### DO THIS
Search the material for the string "color" and copy each line where it occurs.

### MATERIAL TO PROCESS

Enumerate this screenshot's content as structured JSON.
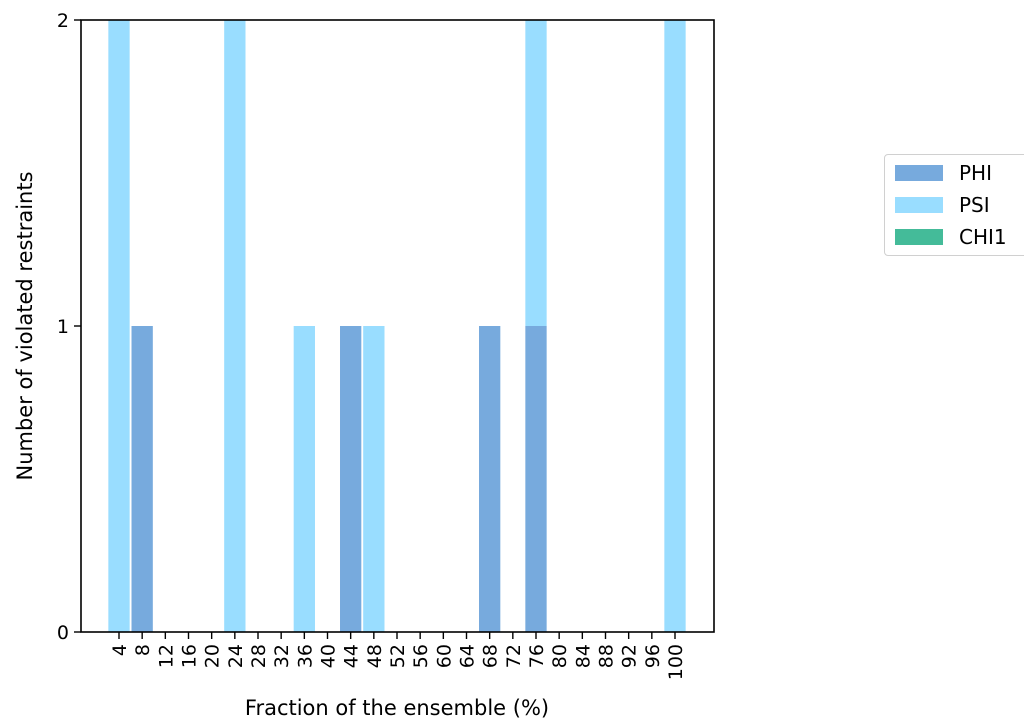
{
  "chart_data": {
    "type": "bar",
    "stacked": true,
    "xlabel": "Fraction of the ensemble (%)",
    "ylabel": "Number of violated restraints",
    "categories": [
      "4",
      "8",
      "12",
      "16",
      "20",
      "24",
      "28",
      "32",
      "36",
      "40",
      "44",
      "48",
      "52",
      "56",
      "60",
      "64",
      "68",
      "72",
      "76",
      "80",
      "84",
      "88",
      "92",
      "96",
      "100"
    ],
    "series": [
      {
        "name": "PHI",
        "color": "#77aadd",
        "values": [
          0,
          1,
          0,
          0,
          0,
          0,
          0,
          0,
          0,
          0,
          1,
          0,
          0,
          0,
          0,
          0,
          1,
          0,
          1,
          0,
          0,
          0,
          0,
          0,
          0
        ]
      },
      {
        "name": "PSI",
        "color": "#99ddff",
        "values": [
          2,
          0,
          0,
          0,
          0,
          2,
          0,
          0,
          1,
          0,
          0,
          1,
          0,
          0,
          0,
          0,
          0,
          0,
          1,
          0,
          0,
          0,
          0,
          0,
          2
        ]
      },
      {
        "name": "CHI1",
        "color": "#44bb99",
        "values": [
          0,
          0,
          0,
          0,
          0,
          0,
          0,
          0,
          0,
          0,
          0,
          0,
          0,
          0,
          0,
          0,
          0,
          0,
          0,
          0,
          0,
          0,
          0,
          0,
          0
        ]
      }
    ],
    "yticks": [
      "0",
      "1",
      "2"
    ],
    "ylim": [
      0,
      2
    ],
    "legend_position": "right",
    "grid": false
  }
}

### THE SOLUTION
        "color": "#77aadd",
        "color": "#99ddff",
        "color": "#44bb99",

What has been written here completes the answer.